---------- Records shown

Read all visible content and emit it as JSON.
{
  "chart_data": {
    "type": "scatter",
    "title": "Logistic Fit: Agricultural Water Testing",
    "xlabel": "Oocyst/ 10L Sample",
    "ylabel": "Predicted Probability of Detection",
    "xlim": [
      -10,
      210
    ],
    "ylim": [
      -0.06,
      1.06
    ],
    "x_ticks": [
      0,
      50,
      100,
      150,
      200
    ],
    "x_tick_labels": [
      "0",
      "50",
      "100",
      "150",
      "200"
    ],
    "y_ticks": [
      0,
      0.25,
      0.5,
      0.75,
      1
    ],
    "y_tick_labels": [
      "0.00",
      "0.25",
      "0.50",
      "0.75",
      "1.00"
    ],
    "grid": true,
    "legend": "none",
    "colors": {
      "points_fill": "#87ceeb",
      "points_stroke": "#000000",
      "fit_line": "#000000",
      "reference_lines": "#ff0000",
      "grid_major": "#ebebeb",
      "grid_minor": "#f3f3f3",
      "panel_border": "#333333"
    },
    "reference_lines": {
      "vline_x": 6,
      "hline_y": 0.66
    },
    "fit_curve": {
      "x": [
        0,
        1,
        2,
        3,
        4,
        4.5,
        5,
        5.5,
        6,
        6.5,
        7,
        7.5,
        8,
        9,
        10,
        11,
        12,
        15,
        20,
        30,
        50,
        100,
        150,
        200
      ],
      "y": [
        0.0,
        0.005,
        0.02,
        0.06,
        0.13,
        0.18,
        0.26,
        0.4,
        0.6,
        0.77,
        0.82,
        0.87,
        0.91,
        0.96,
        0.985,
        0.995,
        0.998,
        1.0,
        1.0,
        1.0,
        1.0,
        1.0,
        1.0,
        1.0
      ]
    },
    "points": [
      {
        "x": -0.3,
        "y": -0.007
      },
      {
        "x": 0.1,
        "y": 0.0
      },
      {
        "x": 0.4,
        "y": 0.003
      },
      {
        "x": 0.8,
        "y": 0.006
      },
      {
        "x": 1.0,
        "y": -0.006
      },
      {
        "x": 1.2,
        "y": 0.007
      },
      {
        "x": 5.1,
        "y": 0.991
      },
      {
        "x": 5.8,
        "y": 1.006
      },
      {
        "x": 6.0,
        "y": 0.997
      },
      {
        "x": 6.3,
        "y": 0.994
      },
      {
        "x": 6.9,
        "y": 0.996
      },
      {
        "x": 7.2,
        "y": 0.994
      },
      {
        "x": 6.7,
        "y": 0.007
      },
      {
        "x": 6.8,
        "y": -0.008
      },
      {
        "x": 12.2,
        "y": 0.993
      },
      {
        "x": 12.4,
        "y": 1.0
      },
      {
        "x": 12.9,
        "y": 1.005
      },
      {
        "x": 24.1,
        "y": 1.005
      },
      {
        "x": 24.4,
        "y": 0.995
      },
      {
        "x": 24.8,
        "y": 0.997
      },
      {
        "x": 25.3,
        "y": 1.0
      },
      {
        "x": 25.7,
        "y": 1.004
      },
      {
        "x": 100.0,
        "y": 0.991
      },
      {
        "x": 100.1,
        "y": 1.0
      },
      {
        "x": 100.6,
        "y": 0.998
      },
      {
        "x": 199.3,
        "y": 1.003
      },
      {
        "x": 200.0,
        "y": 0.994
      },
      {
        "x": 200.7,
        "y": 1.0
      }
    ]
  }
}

--------------------

Using the data above, print every record exactly as shown.

→ Completed exercise
Read all visible content and emit it as JSON.
{
  "chart_data": {
    "type": "scatter",
    "title": "Logistic Fit: Agricultural Water Testing",
    "xlabel": "Oocyst/ 10L Sample",
    "ylabel": "Predicted Probability of Detection",
    "xlim": [
      -10,
      210
    ],
    "ylim": [
      -0.06,
      1.06
    ],
    "x_ticks": [
      0,
      50,
      100,
      150,
      200
    ],
    "x_tick_labels": [
      "0",
      "50",
      "100",
      "150",
      "200"
    ],
    "y_ticks": [
      0,
      0.25,
      0.5,
      0.75,
      1
    ],
    "y_tick_labels": [
      "0.00",
      "0.25",
      "0.50",
      "0.75",
      "1.00"
    ],
    "grid": true,
    "legend": "none",
    "colors": {
      "points_fill": "#87ceeb",
      "points_stroke": "#000000",
      "fit_line": "#000000",
      "reference_lines": "#ff0000",
      "grid_major": "#ebebeb",
      "grid_minor": "#f3f3f3",
      "panel_border": "#333333"
    },
    "reference_lines": {
      "vline_x": 6,
      "hline_y": 0.66
    },
    "fit_curve": {
      "x": [
        0,
        1,
        2,
        3,
        4,
        4.5,
        5,
        5.5,
        6,
        6.5,
        7,
        7.5,
        8,
        9,
        10,
        11,
        12,
        15,
        20,
        30,
        50,
        100,
        150,
        200
      ],
      "y": [
        0.0,
        0.005,
        0.02,
        0.06,
        0.13,
        0.18,
        0.26,
        0.4,
        0.6,
        0.77,
        0.82,
        0.87,
        0.91,
        0.96,
        0.985,
        0.995,
        0.998,
        1.0,
        1.0,
        1.0,
        1.0,
        1.0,
        1.0,
        1.0
      ]
    },
    "points": [
      {
        "x": -0.3,
        "y": -0.007
      },
      {
        "x": 0.1,
        "y": 0.0
      },
      {
        "x": 0.4,
        "y": 0.003
      },
      {
        "x": 0.8,
        "y": 0.006
      },
      {
        "x": 1.0,
        "y": -0.006
      },
      {
        "x": 1.2,
        "y": 0.007
      },
      {
        "x": 5.1,
        "y": 0.991
      },
      {
        "x": 5.8,
        "y": 1.006
      },
      {
        "x": 6.0,
        "y": 0.997
      },
      {
        "x": 6.3,
        "y": 0.994
      },
      {
        "x": 6.9,
        "y": 0.996
      },
      {
        "x": 7.2,
        "y": 0.994
      },
      {
        "x": 6.7,
        "y": 0.007
      },
      {
        "x": 6.8,
        "y": -0.008
      },
      {
        "x": 12.2,
        "y": 0.993
      },
      {
        "x": 12.4,
        "y": 1.0
      },
      {
        "x": 12.9,
        "y": 1.005
      },
      {
        "x": 24.1,
        "y": 1.005
      },
      {
        "x": 24.4,
        "y": 0.995
      },
      {
        "x": 24.8,
        "y": 0.997
      },
      {
        "x": 25.3,
        "y": 1.0
      },
      {
        "x": 25.7,
        "y": 1.004
      },
      {
        "x": 100.0,
        "y": 0.991
      },
      {
        "x": 100.1,
        "y": 1.0
      },
      {
        "x": 100.6,
        "y": 0.998
      },
      {
        "x": 199.3,
        "y": 1.003
      },
      {
        "x": 200.0,
        "y": 0.994
      },
      {
        "x": 200.7,
        "y": 1.0
      }
    ]
  }
}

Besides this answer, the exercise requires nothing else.